begin
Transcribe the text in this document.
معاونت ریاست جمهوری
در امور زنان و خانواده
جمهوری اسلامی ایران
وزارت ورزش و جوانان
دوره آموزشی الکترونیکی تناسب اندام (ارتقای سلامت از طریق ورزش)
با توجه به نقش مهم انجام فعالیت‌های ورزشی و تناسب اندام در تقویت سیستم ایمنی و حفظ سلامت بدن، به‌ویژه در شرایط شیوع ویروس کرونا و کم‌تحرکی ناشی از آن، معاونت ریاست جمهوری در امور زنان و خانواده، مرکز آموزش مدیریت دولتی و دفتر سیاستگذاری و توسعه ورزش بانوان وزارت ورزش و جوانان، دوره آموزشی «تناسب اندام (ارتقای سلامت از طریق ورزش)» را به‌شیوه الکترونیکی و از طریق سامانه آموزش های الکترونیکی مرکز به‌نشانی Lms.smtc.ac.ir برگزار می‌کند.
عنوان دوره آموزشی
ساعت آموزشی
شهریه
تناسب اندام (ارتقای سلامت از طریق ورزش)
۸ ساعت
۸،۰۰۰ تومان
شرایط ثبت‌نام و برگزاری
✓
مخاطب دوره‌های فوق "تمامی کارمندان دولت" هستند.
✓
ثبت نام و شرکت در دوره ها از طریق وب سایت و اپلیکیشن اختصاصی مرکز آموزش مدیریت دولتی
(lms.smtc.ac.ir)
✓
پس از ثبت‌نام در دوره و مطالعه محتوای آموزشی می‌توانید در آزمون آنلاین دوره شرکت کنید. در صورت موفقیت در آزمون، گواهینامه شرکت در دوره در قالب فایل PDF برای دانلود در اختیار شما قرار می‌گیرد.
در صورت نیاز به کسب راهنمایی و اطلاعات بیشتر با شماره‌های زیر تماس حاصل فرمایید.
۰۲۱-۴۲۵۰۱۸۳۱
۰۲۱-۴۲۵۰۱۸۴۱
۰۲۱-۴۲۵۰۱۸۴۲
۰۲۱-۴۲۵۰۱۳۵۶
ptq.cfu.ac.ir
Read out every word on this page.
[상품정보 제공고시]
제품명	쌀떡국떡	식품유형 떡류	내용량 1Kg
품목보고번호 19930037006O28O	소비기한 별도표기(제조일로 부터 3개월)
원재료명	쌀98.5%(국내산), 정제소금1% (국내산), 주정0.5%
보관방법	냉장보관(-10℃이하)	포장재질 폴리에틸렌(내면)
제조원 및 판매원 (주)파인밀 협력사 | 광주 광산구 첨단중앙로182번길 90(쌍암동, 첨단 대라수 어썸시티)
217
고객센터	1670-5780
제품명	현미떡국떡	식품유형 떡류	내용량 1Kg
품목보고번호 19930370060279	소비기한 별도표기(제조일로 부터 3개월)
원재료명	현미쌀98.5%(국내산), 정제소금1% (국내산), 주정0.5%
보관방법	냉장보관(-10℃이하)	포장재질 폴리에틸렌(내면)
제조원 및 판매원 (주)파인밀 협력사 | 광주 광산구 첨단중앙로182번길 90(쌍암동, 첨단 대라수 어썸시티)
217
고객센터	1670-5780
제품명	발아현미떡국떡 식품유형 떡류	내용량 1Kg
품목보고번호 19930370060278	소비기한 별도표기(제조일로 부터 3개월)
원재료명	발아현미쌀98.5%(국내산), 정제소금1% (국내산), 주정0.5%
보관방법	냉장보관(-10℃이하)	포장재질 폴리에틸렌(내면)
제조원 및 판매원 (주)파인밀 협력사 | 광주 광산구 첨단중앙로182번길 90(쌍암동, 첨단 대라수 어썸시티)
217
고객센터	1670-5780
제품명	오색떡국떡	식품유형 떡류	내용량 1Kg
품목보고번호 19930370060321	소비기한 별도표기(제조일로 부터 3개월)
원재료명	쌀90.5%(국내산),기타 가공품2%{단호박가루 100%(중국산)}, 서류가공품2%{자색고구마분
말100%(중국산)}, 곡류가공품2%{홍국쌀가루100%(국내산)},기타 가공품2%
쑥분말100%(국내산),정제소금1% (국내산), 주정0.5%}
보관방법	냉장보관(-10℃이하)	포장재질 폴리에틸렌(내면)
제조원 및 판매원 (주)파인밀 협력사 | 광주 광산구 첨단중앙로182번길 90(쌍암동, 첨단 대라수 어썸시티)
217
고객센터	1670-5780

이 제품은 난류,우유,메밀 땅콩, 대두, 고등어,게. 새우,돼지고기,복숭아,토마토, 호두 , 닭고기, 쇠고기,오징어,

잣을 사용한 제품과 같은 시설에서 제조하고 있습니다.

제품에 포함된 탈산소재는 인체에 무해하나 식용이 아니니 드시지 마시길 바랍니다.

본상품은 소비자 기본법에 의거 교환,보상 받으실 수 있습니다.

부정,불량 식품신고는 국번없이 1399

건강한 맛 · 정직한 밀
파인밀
end
__Work instructions__: Return all of the above records exactly, leaving no line out.

__Answer to the problem__:
Transcribe the text in this document.
معاونت ریاست جمهوری
در امور زنان و خانواده
جمهوری اسلامی ایران
وزارت ورزش و جوانان
دوره آموزشی الکترونیکی تناسب اندام (ارتقای سلامت از طریق ورزش)
با توجه به نقش مهم انجام فعالیت‌های ورزشی و تناسب اندام در تقویت سیستم ایمنی و حفظ سلامت بدن، به‌ویژه در شرایط شیوع ویروس کرونا و کم‌تحرکی ناشی از آن، معاونت ریاست جمهوری در امور زنان و خانواده، مرکز آموزش مدیریت دولتی و دفتر سیاستگذاری و توسعه ورزش بانوان وزارت ورزش و جوانان، دوره آموزشی «تناسب اندام (ارتقای سلامت از طریق ورزش)» را به‌شیوه الکترونیکی و از طریق سامانه آموزش های الکترونیکی مرکز به‌نشانی Lms.smtc.ac.ir برگزار می‌کند.
عنوان دوره آموزشی
ساعت آموزشی
شهریه
تناسب اندام (ارتقای سلامت از طریق ورزش)
۸ ساعت
۸،۰۰۰ تومان
شرایط ثبت‌نام و برگزاری
✓
مخاطب دوره‌های فوق "تمامی کارمندان دولت" هستند.
✓
ثبت نام و شرکت در دوره ها از طریق وب سایت و اپلیکیشن اختصاصی مرکز آموزش مدیریت دولتی
(lms.smtc.ac.ir)
✓
پس از ثبت‌نام در دوره و مطالعه محتوای آموزشی می‌توانید در آزمون آنلاین دوره شرکت کنید. در صورت موفقیت در آزمون، گواهینامه شرکت در دوره در قالب فایل PDF برای دانلود در اختیار شما قرار می‌گیرد.
در صورت نیاز به کسب راهنمایی و اطلاعات بیشتر با شماره‌های زیر تماس حاصل فرمایید.
۰۲۱-۴۲۵۰۱۸۳۱
۰۲۱-۴۲۵۰۱۸۴۱
۰۲۱-۴۲۵۰۱۸۴۲
۰۲۱-۴۲۵۰۱۳۵۶
ptq.cfu.ac.ir
Read out every word on this page.
[상품정보 제공고시]
제품명	쌀떡국떡	식품유형 떡류	내용량 1Kg
품목보고번호 19930037006O28O	소비기한 별도표기(제조일로 부터 3개월)
원재료명	쌀98.5%(국내산), 정제소금1% (국내산), 주정0.5%
보관방법	냉장보관(-10℃이하)	포장재질 폴리에틸렌(내면)
제조원 및 판매원 (주)파인밀 협력사 | 광주 광산구 첨단중앙로182번길 90(쌍암동, 첨단 대라수 어썸시티)
217
고객센터	1670-5780
제품명	현미떡국떡	식품유형 떡류	내용량 1Kg
품목보고번호 19930370060279	소비기한 별도표기(제조일로 부터 3개월)
원재료명	현미쌀98.5%(국내산), 정제소금1% (국내산), 주정0.5%
보관방법	냉장보관(-10℃이하)	포장재질 폴리에틸렌(내면)
제조원 및 판매원 (주)파인밀 협력사 | 광주 광산구 첨단중앙로182번길 90(쌍암동, 첨단 대라수 어썸시티)
217
고객센터	1670-5780
제품명	발아현미떡국떡 식품유형 떡류	내용량 1Kg
품목보고번호 19930370060278	소비기한 별도표기(제조일로 부터 3개월)
원재료명	발아현미쌀98.5%(국내산), 정제소금1% (국내산), 주정0.5%
보관방법	냉장보관(-10℃이하)	포장재질 폴리에틸렌(내면)
제조원 및 판매원 (주)파인밀 협력사 | 광주 광산구 첨단중앙로182번길 90(쌍암동, 첨단 대라수 어썸시티)
217
고객센터	1670-5780
제품명	오색떡국떡	식품유형 떡류	내용량 1Kg
품목보고번호 19930370060321	소비기한 별도표기(제조일로 부터 3개월)
원재료명	쌀90.5%(국내산),기타 가공품2%{단호박가루 100%(중국산)}, 서류가공품2%{자색고구마분
말100%(중국산)}, 곡류가공품2%{홍국쌀가루100%(국내산)},기타 가공품2%
쑥분말100%(국내산),정제소금1% (국내산), 주정0.5%}
보관방법	냉장보관(-10℃이하)	포장재질 폴리에틸렌(내면)
제조원 및 판매원 (주)파인밀 협력사 | 광주 광산구 첨단중앙로182번길 90(쌍암동, 첨단 대라수 어썸시티)
217
고객센터	1670-5780

이 제품은 난류,우유,메밀 땅콩, 대두, 고등어,게. 새우,돼지고기,복숭아,토마토, 호두 , 닭고기, 쇠고기,오징어,

잣을 사용한 제품과 같은 시설에서 제조하고 있습니다.

제품에 포함된 탈산소재는 인체에 무해하나 식용이 아니니 드시지 마시길 바랍니다.

본상품은 소비자 기본법에 의거 교환,보상 받으실 수 있습니다.

부정,불량 식품신고는 국번없이 1399

건강한 맛 · 정직한 밀
파인밀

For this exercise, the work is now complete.